◆ Goal
Write out the entire listing below exactly as it appears, minus any pictures.

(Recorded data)
********
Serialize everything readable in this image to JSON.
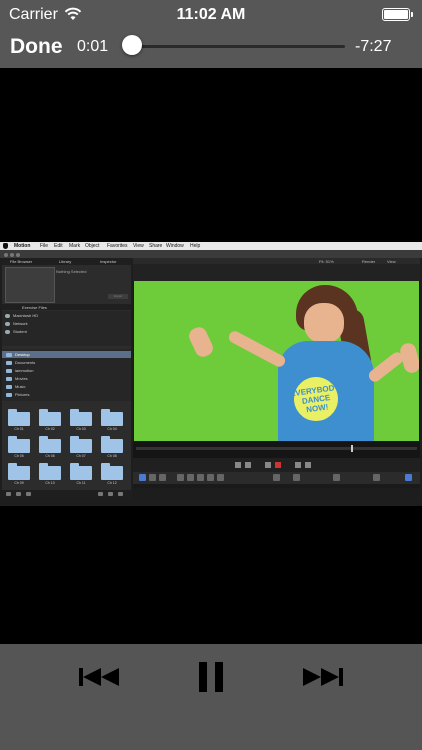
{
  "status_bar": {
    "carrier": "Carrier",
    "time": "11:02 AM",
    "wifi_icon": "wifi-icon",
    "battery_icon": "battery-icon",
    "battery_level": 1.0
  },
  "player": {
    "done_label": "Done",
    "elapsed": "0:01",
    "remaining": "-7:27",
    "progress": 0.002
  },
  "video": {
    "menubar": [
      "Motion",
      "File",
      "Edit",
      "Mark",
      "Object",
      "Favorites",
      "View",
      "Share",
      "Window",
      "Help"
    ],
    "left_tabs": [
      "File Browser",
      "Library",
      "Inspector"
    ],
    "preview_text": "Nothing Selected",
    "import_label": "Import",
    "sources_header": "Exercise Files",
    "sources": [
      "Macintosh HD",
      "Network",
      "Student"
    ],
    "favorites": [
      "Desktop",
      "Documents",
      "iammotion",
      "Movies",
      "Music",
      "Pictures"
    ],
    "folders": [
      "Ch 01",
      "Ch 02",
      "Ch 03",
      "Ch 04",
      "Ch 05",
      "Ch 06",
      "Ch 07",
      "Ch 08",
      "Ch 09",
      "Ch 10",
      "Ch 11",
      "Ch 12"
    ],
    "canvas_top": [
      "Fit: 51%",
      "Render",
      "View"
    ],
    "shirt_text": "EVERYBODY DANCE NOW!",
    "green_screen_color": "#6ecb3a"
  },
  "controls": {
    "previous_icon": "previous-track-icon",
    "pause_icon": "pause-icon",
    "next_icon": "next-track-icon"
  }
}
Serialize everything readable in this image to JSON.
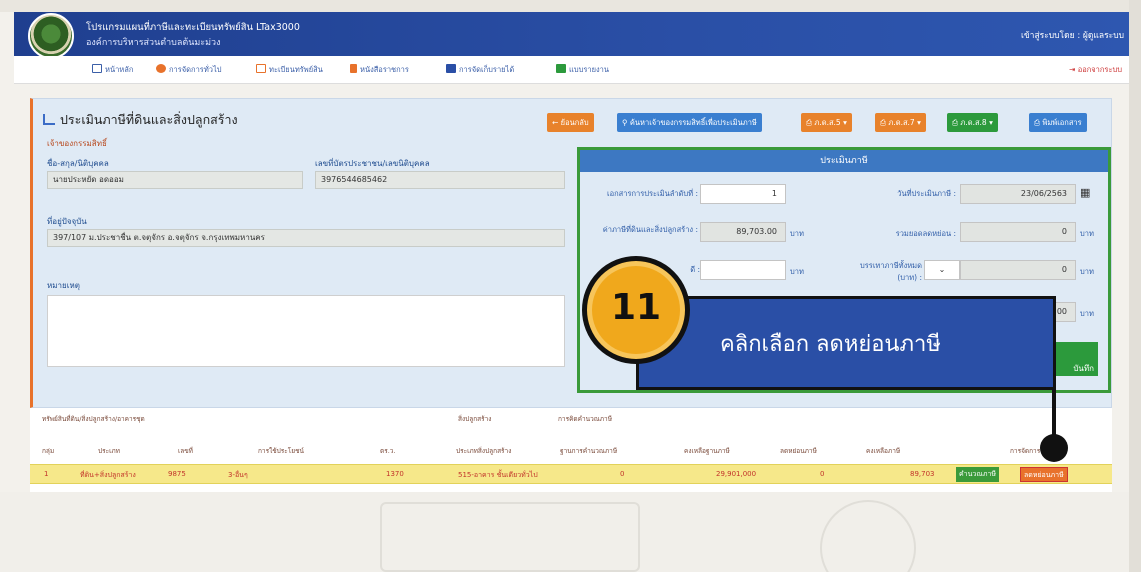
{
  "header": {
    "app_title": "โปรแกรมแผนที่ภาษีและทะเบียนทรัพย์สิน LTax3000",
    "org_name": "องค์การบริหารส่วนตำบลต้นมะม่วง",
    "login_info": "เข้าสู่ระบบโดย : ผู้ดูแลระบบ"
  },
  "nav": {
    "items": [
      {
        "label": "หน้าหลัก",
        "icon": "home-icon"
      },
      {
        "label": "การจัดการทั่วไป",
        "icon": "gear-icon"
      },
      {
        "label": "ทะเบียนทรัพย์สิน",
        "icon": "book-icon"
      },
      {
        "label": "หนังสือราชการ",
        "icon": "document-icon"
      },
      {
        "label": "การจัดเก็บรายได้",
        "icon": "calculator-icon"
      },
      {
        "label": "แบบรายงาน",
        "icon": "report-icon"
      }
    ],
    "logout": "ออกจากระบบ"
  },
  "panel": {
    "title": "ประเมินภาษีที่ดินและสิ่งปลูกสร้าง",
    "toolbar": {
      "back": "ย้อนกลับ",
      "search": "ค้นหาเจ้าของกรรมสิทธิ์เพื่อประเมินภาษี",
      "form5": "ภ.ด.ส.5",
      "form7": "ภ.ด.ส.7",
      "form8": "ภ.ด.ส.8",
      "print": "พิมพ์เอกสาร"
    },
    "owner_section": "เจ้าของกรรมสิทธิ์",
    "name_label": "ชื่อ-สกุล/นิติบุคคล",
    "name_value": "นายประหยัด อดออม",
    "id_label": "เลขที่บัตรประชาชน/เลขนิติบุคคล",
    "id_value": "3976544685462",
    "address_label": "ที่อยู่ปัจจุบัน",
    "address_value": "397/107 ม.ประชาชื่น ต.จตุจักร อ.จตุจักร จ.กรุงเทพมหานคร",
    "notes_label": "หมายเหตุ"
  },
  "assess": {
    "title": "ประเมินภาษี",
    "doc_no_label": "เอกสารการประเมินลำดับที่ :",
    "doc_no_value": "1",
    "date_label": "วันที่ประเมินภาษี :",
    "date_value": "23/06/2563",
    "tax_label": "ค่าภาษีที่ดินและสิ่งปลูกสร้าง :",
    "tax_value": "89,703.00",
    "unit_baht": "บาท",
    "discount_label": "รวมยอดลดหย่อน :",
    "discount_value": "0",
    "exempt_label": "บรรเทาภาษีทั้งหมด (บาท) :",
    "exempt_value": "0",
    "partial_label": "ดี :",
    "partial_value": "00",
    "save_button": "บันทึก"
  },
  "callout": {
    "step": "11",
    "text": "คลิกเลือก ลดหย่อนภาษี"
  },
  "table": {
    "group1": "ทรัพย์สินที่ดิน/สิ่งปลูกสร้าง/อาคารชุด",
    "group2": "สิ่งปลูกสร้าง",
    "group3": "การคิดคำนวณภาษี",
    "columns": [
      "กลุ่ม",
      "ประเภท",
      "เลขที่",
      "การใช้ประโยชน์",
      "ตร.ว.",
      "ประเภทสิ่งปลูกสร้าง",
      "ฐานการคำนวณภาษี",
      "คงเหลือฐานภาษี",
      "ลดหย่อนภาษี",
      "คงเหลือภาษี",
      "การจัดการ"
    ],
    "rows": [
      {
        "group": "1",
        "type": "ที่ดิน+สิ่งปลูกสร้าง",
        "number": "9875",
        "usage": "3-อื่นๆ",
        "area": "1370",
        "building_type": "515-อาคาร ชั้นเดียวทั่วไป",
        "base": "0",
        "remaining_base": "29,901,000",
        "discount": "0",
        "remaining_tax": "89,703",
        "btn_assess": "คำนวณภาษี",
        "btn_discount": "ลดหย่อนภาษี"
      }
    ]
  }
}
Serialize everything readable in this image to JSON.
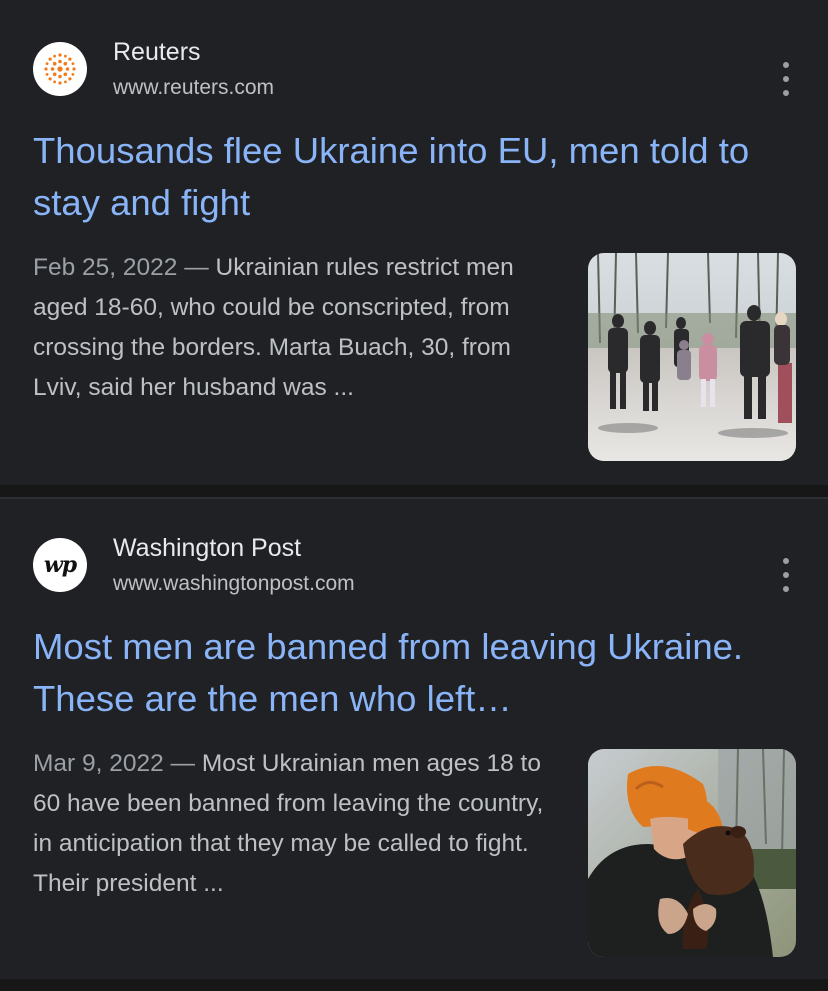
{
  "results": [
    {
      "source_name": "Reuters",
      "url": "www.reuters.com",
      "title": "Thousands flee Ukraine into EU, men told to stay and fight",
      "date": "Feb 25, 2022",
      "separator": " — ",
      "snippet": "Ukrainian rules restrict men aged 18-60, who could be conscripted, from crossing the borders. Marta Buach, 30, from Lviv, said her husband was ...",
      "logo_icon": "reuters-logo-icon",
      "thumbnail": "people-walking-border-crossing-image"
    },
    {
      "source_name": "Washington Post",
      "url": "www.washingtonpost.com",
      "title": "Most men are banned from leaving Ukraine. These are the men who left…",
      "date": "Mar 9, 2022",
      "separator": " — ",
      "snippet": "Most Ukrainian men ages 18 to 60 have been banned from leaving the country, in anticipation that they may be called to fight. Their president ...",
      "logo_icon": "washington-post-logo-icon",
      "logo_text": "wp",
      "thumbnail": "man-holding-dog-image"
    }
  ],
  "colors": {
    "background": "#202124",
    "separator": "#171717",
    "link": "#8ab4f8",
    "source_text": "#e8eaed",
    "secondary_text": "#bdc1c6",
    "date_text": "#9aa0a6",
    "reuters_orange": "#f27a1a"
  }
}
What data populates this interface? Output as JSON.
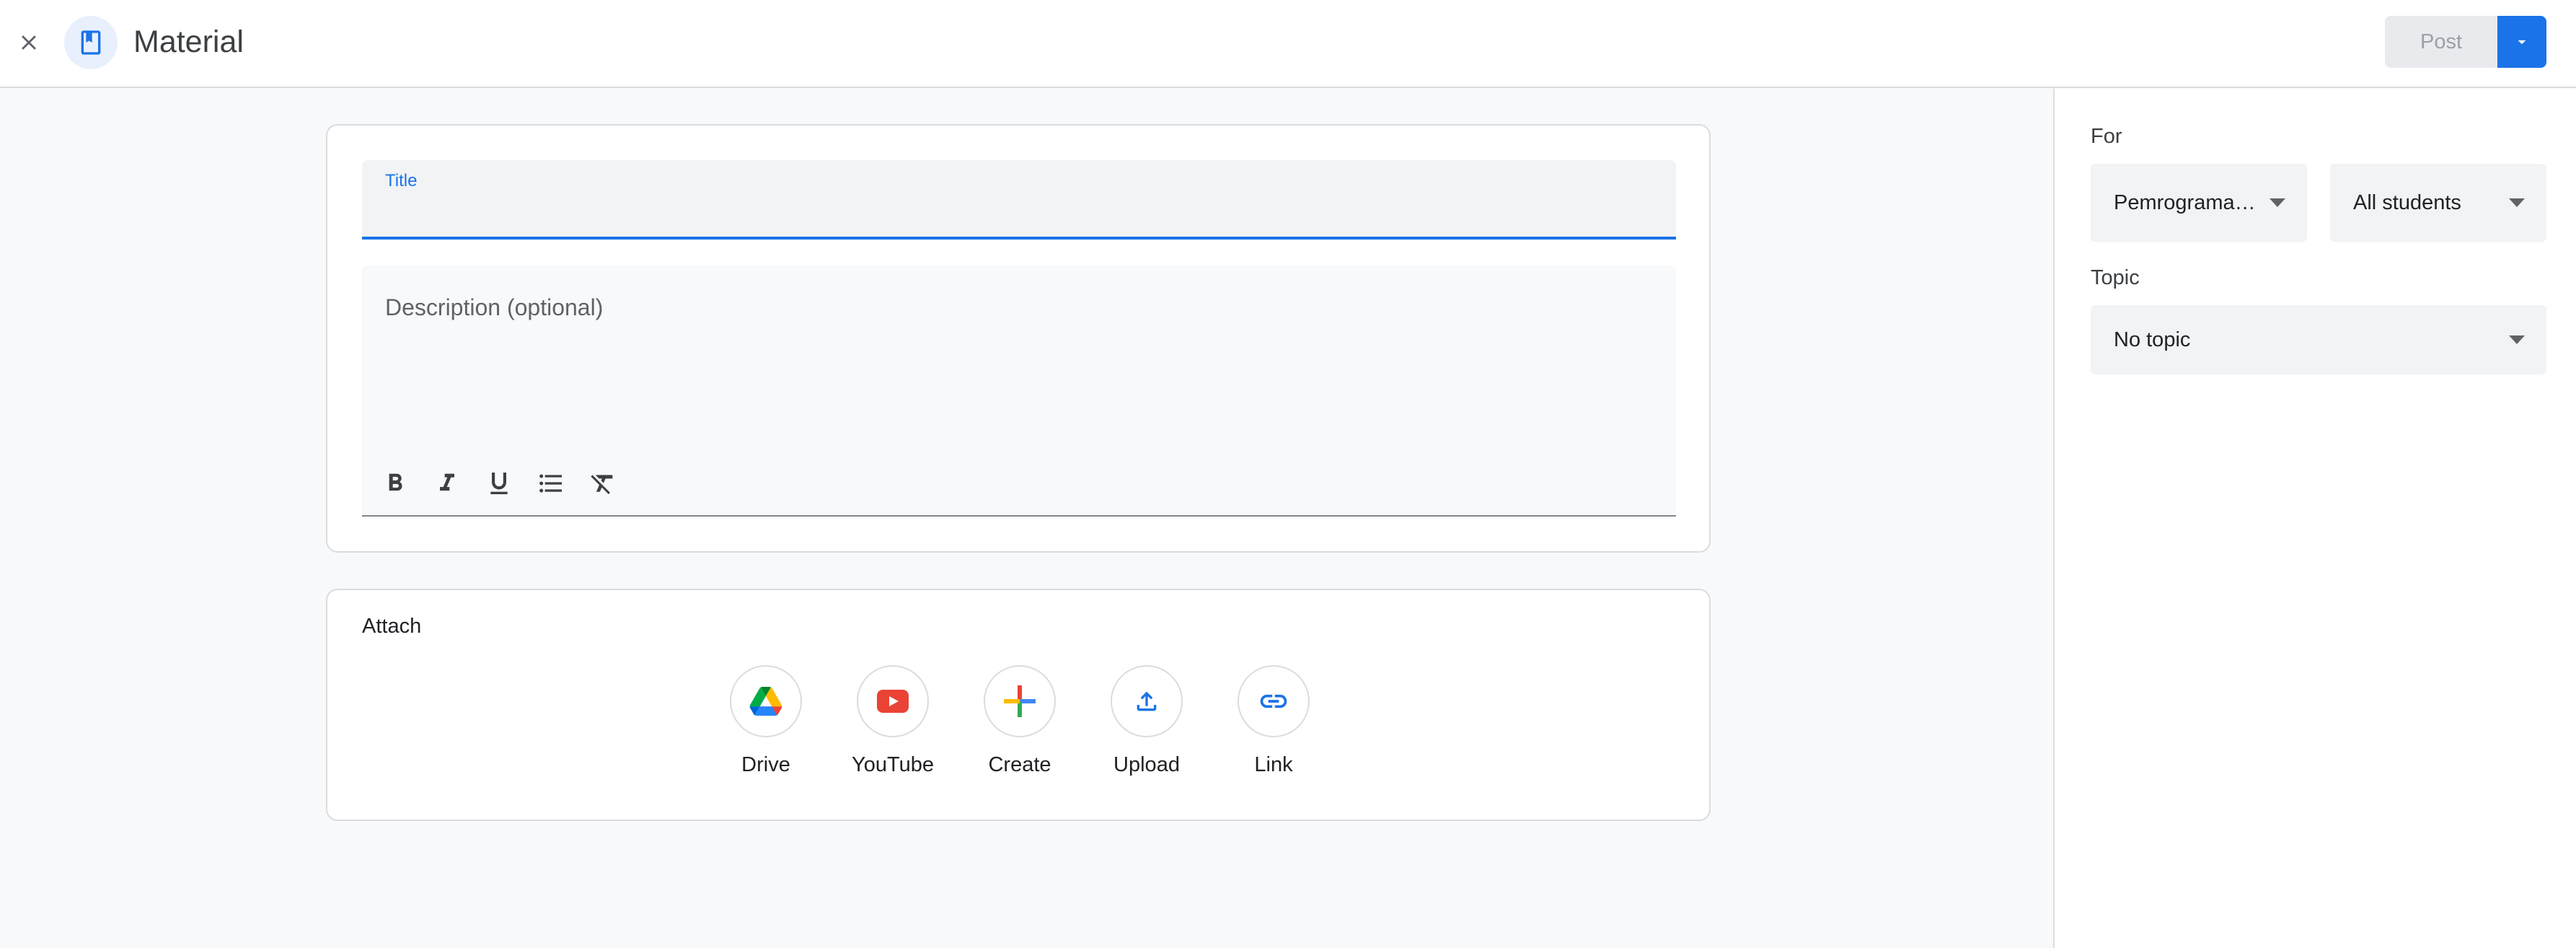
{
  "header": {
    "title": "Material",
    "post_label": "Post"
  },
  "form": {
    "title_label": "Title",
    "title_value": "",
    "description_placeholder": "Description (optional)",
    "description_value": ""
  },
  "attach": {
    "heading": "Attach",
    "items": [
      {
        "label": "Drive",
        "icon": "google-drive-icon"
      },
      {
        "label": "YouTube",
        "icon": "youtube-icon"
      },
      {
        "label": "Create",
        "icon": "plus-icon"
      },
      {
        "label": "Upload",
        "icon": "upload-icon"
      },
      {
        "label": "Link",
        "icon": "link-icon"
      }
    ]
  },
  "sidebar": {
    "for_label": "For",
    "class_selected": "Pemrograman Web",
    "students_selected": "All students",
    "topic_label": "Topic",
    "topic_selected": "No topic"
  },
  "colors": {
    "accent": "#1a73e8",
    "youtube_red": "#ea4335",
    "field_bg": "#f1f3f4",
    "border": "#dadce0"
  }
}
********
◆ Correct answer
Serialize everything readable in this image to JSON.
{
  "status_bar": {
    "carrier": "Carrier",
    "time": "11:02 AM",
    "wifi_icon": "wifi-icon",
    "battery_icon": "battery-icon",
    "battery_level": 1.0
  },
  "player": {
    "done_label": "Done",
    "elapsed": "0:01",
    "remaining": "-7:27",
    "progress": 0.002
  },
  "video": {
    "menubar": [
      "Motion",
      "File",
      "Edit",
      "Mark",
      "Object",
      "Favorites",
      "View",
      "Share",
      "Window",
      "Help"
    ],
    "left_tabs": [
      "File Browser",
      "Library",
      "Inspector"
    ],
    "preview_text": "Nothing Selected",
    "import_label": "Import",
    "sources_header": "Exercise Files",
    "sources": [
      "Macintosh HD",
      "Network",
      "Student"
    ],
    "favorites": [
      "Desktop",
      "Documents",
      "iammotion",
      "Movies",
      "Music",
      "Pictures"
    ],
    "folders": [
      "Ch 01",
      "Ch 02",
      "Ch 03",
      "Ch 04",
      "Ch 05",
      "Ch 06",
      "Ch 07",
      "Ch 08",
      "Ch 09",
      "Ch 10",
      "Ch 11",
      "Ch 12"
    ],
    "canvas_top": [
      "Fit: 51%",
      "Render",
      "View"
    ],
    "shirt_text": "EVERYBODY DANCE NOW!",
    "green_screen_color": "#6ecb3a"
  },
  "controls": {
    "previous_icon": "previous-track-icon",
    "pause_icon": "pause-icon",
    "next_icon": "next-track-icon"
  }
}
Serialize everything readable in this image to JSON.
{
  "header": {
    "app_title": "โปรแกรมแผนที่ภาษีและทะเบียนทรัพย์สิน LTax3000",
    "org_name": "องค์การบริหารส่วนตำบลต้นมะม่วง",
    "login_info": "เข้าสู่ระบบโดย : ผู้ดูแลระบบ"
  },
  "nav": {
    "items": [
      {
        "label": "หน้าหลัก",
        "icon": "home-icon"
      },
      {
        "label": "การจัดการทั่วไป",
        "icon": "gear-icon"
      },
      {
        "label": "ทะเบียนทรัพย์สิน",
        "icon": "book-icon"
      },
      {
        "label": "หนังสือราชการ",
        "icon": "document-icon"
      },
      {
        "label": "การจัดเก็บรายได้",
        "icon": "calculator-icon"
      },
      {
        "label": "แบบรายงาน",
        "icon": "report-icon"
      }
    ],
    "logout": "ออกจากระบบ"
  },
  "panel": {
    "title": "ประเมินภาษีที่ดินและสิ่งปลูกสร้าง",
    "toolbar": {
      "back": "ย้อนกลับ",
      "search": "ค้นหาเจ้าของกรรมสิทธิ์เพื่อประเมินภาษี",
      "form5": "ภ.ด.ส.5",
      "form7": "ภ.ด.ส.7",
      "form8": "ภ.ด.ส.8",
      "print": "พิมพ์เอกสาร"
    },
    "owner_section": "เจ้าของกรรมสิทธิ์",
    "name_label": "ชื่อ-สกุล/นิติบุคคล",
    "name_value": "นายประหยัด อดออม",
    "id_label": "เลขที่บัตรประชาชน/เลขนิติบุคคล",
    "id_value": "3976544685462",
    "address_label": "ที่อยู่ปัจจุบัน",
    "address_value": "397/107 ม.ประชาชื่น ต.จตุจักร อ.จตุจักร จ.กรุงเทพมหานคร",
    "notes_label": "หมายเหตุ"
  },
  "assess": {
    "title": "ประเมินภาษี",
    "doc_no_label": "เอกสารการประเมินลำดับที่ :",
    "doc_no_value": "1",
    "date_label": "วันที่ประเมินภาษี :",
    "date_value": "23/06/2563",
    "tax_label": "ค่าภาษีที่ดินและสิ่งปลูกสร้าง :",
    "tax_value": "89,703.00",
    "unit_baht": "บาท",
    "discount_label": "รวมยอดลดหย่อน :",
    "discount_value": "0",
    "exempt_label": "บรรเทาภาษีทั้งหมด (บาท) :",
    "exempt_value": "0",
    "partial_label": "ดี :",
    "partial_value": "00",
    "save_button": "บันทึก"
  },
  "callout": {
    "step": "11",
    "text": "คลิกเลือก ลดหย่อนภาษี"
  },
  "table": {
    "group1": "ทรัพย์สินที่ดิน/สิ่งปลูกสร้าง/อาคารชุด",
    "group2": "สิ่งปลูกสร้าง",
    "group3": "การคิดคำนวณภาษี",
    "columns": [
      "กลุ่ม",
      "ประเภท",
      "เลขที่",
      "การใช้ประโยชน์",
      "ตร.ว.",
      "ประเภทสิ่งปลูกสร้าง",
      "ฐานการคำนวณภาษี",
      "คงเหลือฐานภาษี",
      "ลดหย่อนภาษี",
      "คงเหลือภาษี",
      "การจัดการ"
    ],
    "rows": [
      {
        "group": "1",
        "type": "ที่ดิน+สิ่งปลูกสร้าง",
        "number": "9875",
        "usage": "3-อื่นๆ",
        "area": "1370",
        "building_type": "515-อาคาร ชั้นเดียวทั่วไป",
        "base": "0",
        "remaining_base": "29,901,000",
        "discount": "0",
        "remaining_tax": "89,703",
        "btn_assess": "คำนวณภาษี",
        "btn_discount": "ลดหย่อนภาษี"
      }
    ]
  }
}
Serialize everything readable in this image to JSON.
{
  "results": [
    {
      "source_name": "Reuters",
      "url": "www.reuters.com",
      "title": "Thousands flee Ukraine into EU, men told to stay and fight",
      "date": "Feb 25, 2022",
      "separator": " — ",
      "snippet": "Ukrainian rules restrict men aged 18-60, who could be conscripted, from crossing the borders. Marta Buach, 30, from Lviv, said her husband was ...",
      "logo_icon": "reuters-logo-icon",
      "thumbnail": "people-walking-border-crossing-image"
    },
    {
      "source_name": "Washington Post",
      "url": "www.washingtonpost.com",
      "title": "Most men are banned from leaving Ukraine. These are the men who left…",
      "date": "Mar 9, 2022",
      "separator": " — ",
      "snippet": "Most Ukrainian men ages 18 to 60 have been banned from leaving the country, in anticipation that they may be called to fight. Their president ...",
      "logo_icon": "washington-post-logo-icon",
      "logo_text": "wp",
      "thumbnail": "man-holding-dog-image"
    }
  ],
  "colors": {
    "background": "#202124",
    "separator": "#171717",
    "link": "#8ab4f8",
    "source_text": "#e8eaed",
    "secondary_text": "#bdc1c6",
    "date_text": "#9aa0a6",
    "reuters_orange": "#f27a1a"
  }
}
What data populates this interface? Output as JSON.
{
  "header": {
    "title": "Material",
    "post_label": "Post"
  },
  "form": {
    "title_label": "Title",
    "title_value": "",
    "description_placeholder": "Description (optional)",
    "description_value": ""
  },
  "attach": {
    "heading": "Attach",
    "items": [
      {
        "label": "Drive",
        "icon": "google-drive-icon"
      },
      {
        "label": "YouTube",
        "icon": "youtube-icon"
      },
      {
        "label": "Create",
        "icon": "plus-icon"
      },
      {
        "label": "Upload",
        "icon": "upload-icon"
      },
      {
        "label": "Link",
        "icon": "link-icon"
      }
    ]
  },
  "sidebar": {
    "for_label": "For",
    "class_selected": "Pemrograman Web",
    "students_selected": "All students",
    "topic_label": "Topic",
    "topic_selected": "No topic"
  },
  "colors": {
    "accent": "#1a73e8",
    "youtube_red": "#ea4335",
    "field_bg": "#f1f3f4",
    "border": "#dadce0"
  }
}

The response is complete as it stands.